Saved data entries:
== == ==

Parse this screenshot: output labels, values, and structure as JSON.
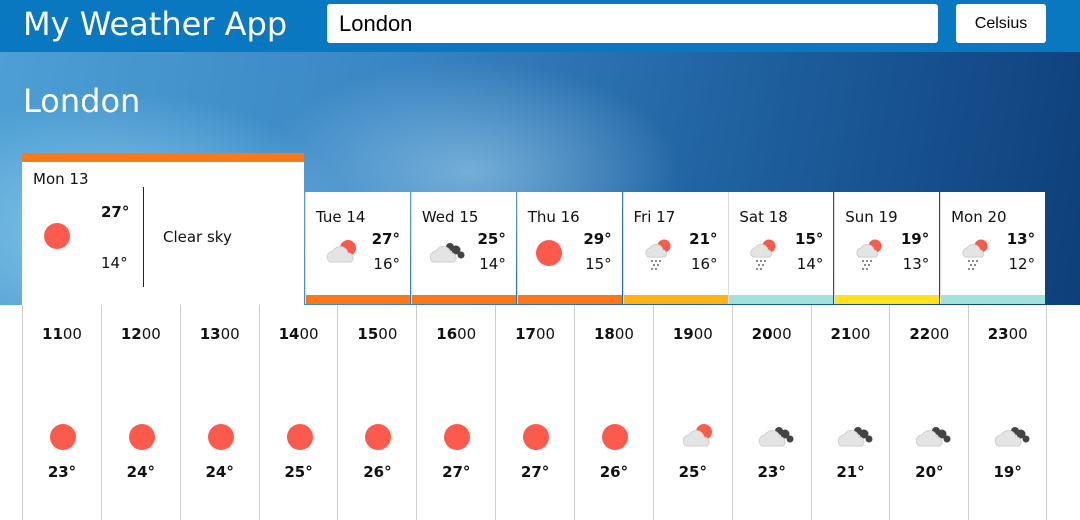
{
  "header": {
    "app_title": "My Weather App",
    "search_value": "London",
    "unit_label": "Celsius"
  },
  "city": "London",
  "colors": {
    "header_bg": "#0a78c0",
    "sun": "#fc5a4d",
    "orange": "#fa7818",
    "amber": "#ffb414",
    "teal": "#a2e2da",
    "yellow": "#ffe11e"
  },
  "selected_day": {
    "name": "Mon 13",
    "high": "27°",
    "low": "14°",
    "description": "Clear sky",
    "icon": "sun-icon",
    "bar_color": "#fa7818"
  },
  "days": [
    {
      "name": "Tue 14",
      "high": "27°",
      "low": "16°",
      "icon": "sun-cloud-icon",
      "bar_color": "#fa7818"
    },
    {
      "name": "Wed 15",
      "high": "25°",
      "low": "14°",
      "icon": "cloud-icon",
      "bar_color": "#fa7818"
    },
    {
      "name": "Thu 16",
      "high": "29°",
      "low": "15°",
      "icon": "sun-icon",
      "bar_color": "#fa7818"
    },
    {
      "name": "Fri 17",
      "high": "21°",
      "low": "16°",
      "icon": "rain-icon",
      "bar_color": "#ffb414"
    },
    {
      "name": "Sat 18",
      "high": "15°",
      "low": "14°",
      "icon": "rain-icon",
      "bar_color": "#a2e2da"
    },
    {
      "name": "Sun 19",
      "high": "19°",
      "low": "13°",
      "icon": "rain-icon",
      "bar_color": "#ffe11e"
    },
    {
      "name": "Mon 20",
      "high": "13°",
      "low": "12°",
      "icon": "rain-icon",
      "bar_color": "#a2e2da"
    }
  ],
  "hours": [
    {
      "hour": "11",
      "min": "00",
      "temp": "23°",
      "icon": "sun-icon"
    },
    {
      "hour": "12",
      "min": "00",
      "temp": "24°",
      "icon": "sun-icon"
    },
    {
      "hour": "13",
      "min": "00",
      "temp": "24°",
      "icon": "sun-icon"
    },
    {
      "hour": "14",
      "min": "00",
      "temp": "25°",
      "icon": "sun-icon"
    },
    {
      "hour": "15",
      "min": "00",
      "temp": "26°",
      "icon": "sun-icon"
    },
    {
      "hour": "16",
      "min": "00",
      "temp": "27°",
      "icon": "sun-icon"
    },
    {
      "hour": "17",
      "min": "00",
      "temp": "27°",
      "icon": "sun-icon"
    },
    {
      "hour": "18",
      "min": "00",
      "temp": "26°",
      "icon": "sun-icon"
    },
    {
      "hour": "19",
      "min": "00",
      "temp": "25°",
      "icon": "sun-cloud-icon"
    },
    {
      "hour": "20",
      "min": "00",
      "temp": "23°",
      "icon": "cloud-icon"
    },
    {
      "hour": "21",
      "min": "00",
      "temp": "21°",
      "icon": "cloud-icon"
    },
    {
      "hour": "22",
      "min": "00",
      "temp": "20°",
      "icon": "cloud-icon"
    },
    {
      "hour": "23",
      "min": "00",
      "temp": "19°",
      "icon": "cloud-icon"
    }
  ]
}
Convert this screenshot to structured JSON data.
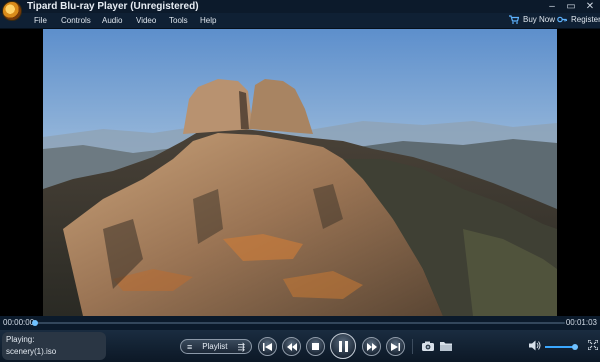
{
  "window": {
    "title": "Tipard Blu-ray Player (Unregistered)",
    "controls": {
      "minimize": "–",
      "restore": "▭",
      "close": "✕"
    }
  },
  "menu": {
    "items": [
      "File",
      "Controls",
      "Audio",
      "Video",
      "Tools",
      "Help"
    ],
    "buy_now": "Buy Now",
    "register": "Register"
  },
  "playback": {
    "current_time": "00:00:00",
    "total_time": "00:01:03",
    "progress_fraction": 0.0,
    "status_label": "Playing:",
    "file_name": "scenery(1).iso"
  },
  "controls": {
    "playlist_label": "Playlist",
    "volume_fraction": 0.9
  },
  "colors": {
    "accent": "#3aa7ff",
    "titlebar_bg": "#0c1a2b",
    "controlbar_bg": "#1a2c40"
  },
  "icons": {
    "app": "tipard-logo-icon",
    "buy": "cart-icon",
    "register": "key-icon",
    "prev": "previous-icon",
    "rewind": "rewind-icon",
    "stop": "stop-icon",
    "play_pause": "pause-icon",
    "forward": "fast-forward-icon",
    "next": "next-icon",
    "snapshot": "camera-icon",
    "folder": "folder-icon",
    "volume": "speaker-icon",
    "fullscreen": "fullscreen-icon"
  }
}
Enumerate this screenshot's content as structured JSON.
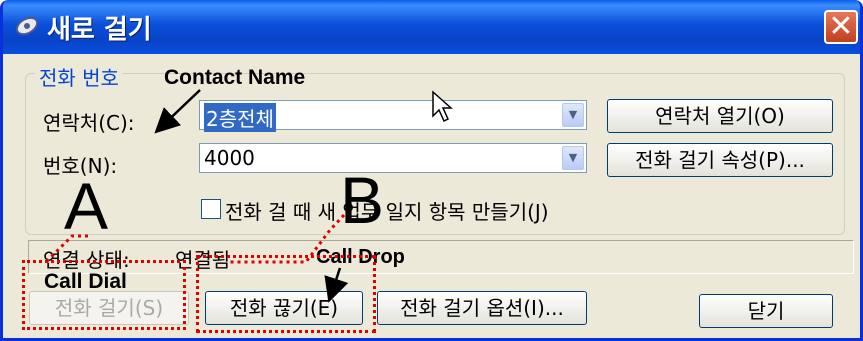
{
  "window": {
    "title": "새로 걸기",
    "close_glyph": "✕",
    "icon": "phone-dial-icon"
  },
  "phone_group": {
    "legend": "전화 번호",
    "contact_label": "연락처(C):",
    "contact_value": "2층전체",
    "open_contact_button": "연락처 열기(O)",
    "number_label": "번호(N):",
    "number_value": "4000",
    "call_properties_button": "전화 걸기 속성(P)...",
    "journal_checkbox_label": "전화 걸 때 새 업무 일지 항목 만들기(J)",
    "journal_checked": false
  },
  "status": {
    "label": "연결 상태:",
    "value": "연결됨"
  },
  "buttons": {
    "start_call": "전화 걸기(S)",
    "end_call": "전화 끊기(E)",
    "dialing_options": "전화 걸기 옵션(I)...",
    "close": "닫기"
  },
  "annotations": {
    "contact_name": "Contact Name",
    "letter_a": "A",
    "letter_b": "B",
    "call_dial": "Call Dial",
    "call_drop": "Call Drop",
    "accent_color": "#e00000"
  },
  "colors": {
    "title_bar": "#0a4fd8",
    "dialog_bg": "#ece9d8",
    "legend_text": "#0046d5",
    "selection": "#316ac5"
  }
}
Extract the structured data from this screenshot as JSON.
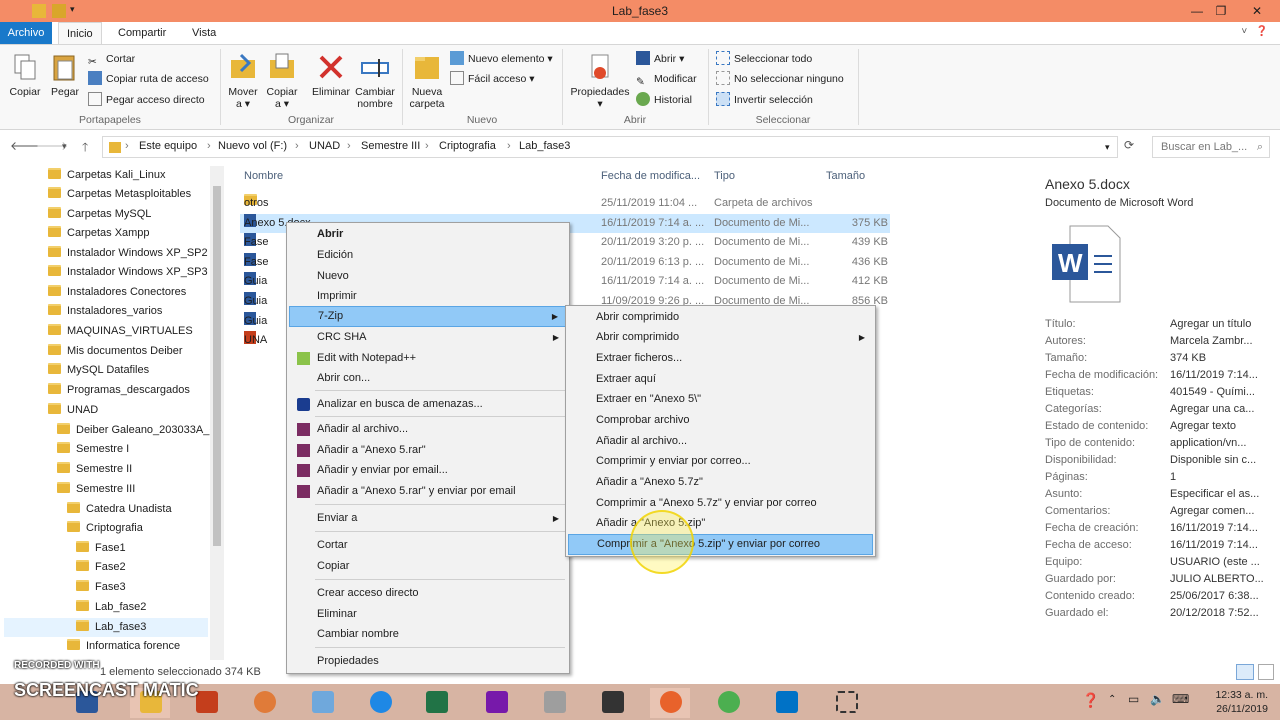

== == ==

Images must not appear in the copy; reproduce everything else in the records verbatim.

Parse this screenshot: output labels, values, and structure as JSON.
{
  "header": {
    "app_title": "My Weather App",
    "search_value": "London",
    "unit_label": "Celsius"
  },
  "city": "London",
  "colors": {
    "header_bg": "#0a78c0",
    "sun": "#fc5a4d",
    "orange": "#fa7818",
    "amber": "#ffb414",
    "teal": "#a2e2da",
    "yellow": "#ffe11e"
  },
  "selected_day": {
    "name": "Mon 13",
    "high": "27°",
    "low": "14°",
    "description": "Clear sky",
    "icon": "sun-icon",
    "bar_color": "#fa7818"
  },
  "days": [
    {
      "name": "Tue 14",
      "high": "27°",
      "low": "16°",
      "icon": "sun-cloud-icon",
      "bar_color": "#fa7818"
    },
    {
      "name": "Wed 15",
      "high": "25°",
      "low": "14°",
      "icon": "cloud-icon",
      "bar_color": "#fa7818"
    },
    {
      "name": "Thu 16",
      "high": "29°",
      "low": "15°",
      "icon": "sun-icon",
      "bar_color": "#fa7818"
    },
    {
      "name": "Fri 17",
      "high": "21°",
      "low": "16°",
      "icon": "rain-icon",
      "bar_color": "#ffb414"
    },
    {
      "name": "Sat 18",
      "high": "15°",
      "low": "14°",
      "icon": "rain-icon",
      "bar_color": "#a2e2da"
    },
    {
      "name": "Sun 19",
      "high": "19°",
      "low": "13°",
      "icon": "rain-icon",
      "bar_color": "#ffe11e"
    },
    {
      "name": "Mon 20",
      "high": "13°",
      "low": "12°",
      "icon": "rain-icon",
      "bar_color": "#a2e2da"
    }
  ],
  "hours": [
    {
      "hour": "11",
      "min": "00",
      "temp": "23°",
      "icon": "sun-icon"
    },
    {
      "hour": "12",
      "min": "00",
      "temp": "24°",
      "icon": "sun-icon"
    },
    {
      "hour": "13",
      "min": "00",
      "temp": "24°",
      "icon": "sun-icon"
    },
    {
      "hour": "14",
      "min": "00",
      "temp": "25°",
      "icon": "sun-icon"
    },
    {
      "hour": "15",
      "min": "00",
      "temp": "26°",
      "icon": "sun-icon"
    },
    {
      "hour": "16",
      "min": "00",
      "temp": "27°",
      "icon": "sun-icon"
    },
    {
      "hour": "17",
      "min": "00",
      "temp": "27°",
      "icon": "sun-icon"
    },
    {
      "hour": "18",
      "min": "00",
      "temp": "26°",
      "icon": "sun-icon"
    },
    {
      "hour": "19",
      "min": "00",
      "temp": "25°",
      "icon": "sun-cloud-icon"
    },
    {
      "hour": "20",
      "min": "00",
      "temp": "23°",
      "icon": "cloud-icon"
    },
    {
      "hour": "21",
      "min": "00",
      "temp": "21°",
      "icon": "cloud-icon"
    },
    {
      "hour": "22",
      "min": "00",
      "temp": "20°",
      "icon": "cloud-icon"
    },
    {
      "hour": "23",
      "min": "00",
      "temp": "19°",
      "icon": "cloud-icon"
    }
  ]
}
Convert this screenshot to structured JSON data.
{
  "window": {
    "title": "Tipard Blu-ray Player (Unregistered)",
    "controls": {
      "minimize": "–",
      "restore": "▭",
      "close": "✕"
    }
  },
  "menu": {
    "items": [
      "File",
      "Controls",
      "Audio",
      "Video",
      "Tools",
      "Help"
    ],
    "buy_now": "Buy Now",
    "register": "Register"
  },
  "playback": {
    "current_time": "00:00:00",
    "total_time": "00:01:03",
    "progress_fraction": 0.0,
    "status_label": "Playing:",
    "file_name": "scenery(1).iso"
  },
  "controls": {
    "playlist_label": "Playlist",
    "volume_fraction": 0.9
  },
  "colors": {
    "accent": "#3aa7ff",
    "titlebar_bg": "#0c1a2b",
    "controlbar_bg": "#1a2c40"
  },
  "icons": {
    "app": "tipard-logo-icon",
    "buy": "cart-icon",
    "register": "key-icon",
    "prev": "previous-icon",
    "rewind": "rewind-icon",
    "stop": "stop-icon",
    "play_pause": "pause-icon",
    "forward": "fast-forward-icon",
    "next": "next-icon",
    "snapshot": "camera-icon",
    "folder": "folder-icon",
    "volume": "speaker-icon",
    "fullscreen": "fullscreen-icon"
  }
}
Enumerate this screenshot's content as structured JSON.
{
  "window": {
    "title": "새로 걸기",
    "close_glyph": "✕",
    "icon": "phone-dial-icon"
  },
  "phone_group": {
    "legend": "전화 번호",
    "contact_label": "연락처(C):",
    "contact_value": "2층전체",
    "open_contact_button": "연락처 열기(O)",
    "number_label": "번호(N):",
    "number_value": "4000",
    "call_properties_button": "전화 걸기 속성(P)...",
    "journal_checkbox_label": "전화 걸 때 새 업무 일지 항목 만들기(J)",
    "journal_checked": false
  },
  "status": {
    "label": "연결 상태:",
    "value": "연결됨"
  },
  "buttons": {
    "start_call": "전화 걸기(S)",
    "end_call": "전화 끊기(E)",
    "dialing_options": "전화 걸기 옵션(I)...",
    "close": "닫기"
  },
  "annotations": {
    "contact_name": "Contact Name",
    "letter_a": "A",
    "letter_b": "B",
    "call_dial": "Call Dial",
    "call_drop": "Call Drop",
    "accent_color": "#e00000"
  },
  "colors": {
    "title_bar": "#0a4fd8",
    "dialog_bg": "#ece9d8",
    "legend_text": "#0046d5",
    "selection": "#316ac5"
  }
}
Extract the structured data from this screenshot as JSON.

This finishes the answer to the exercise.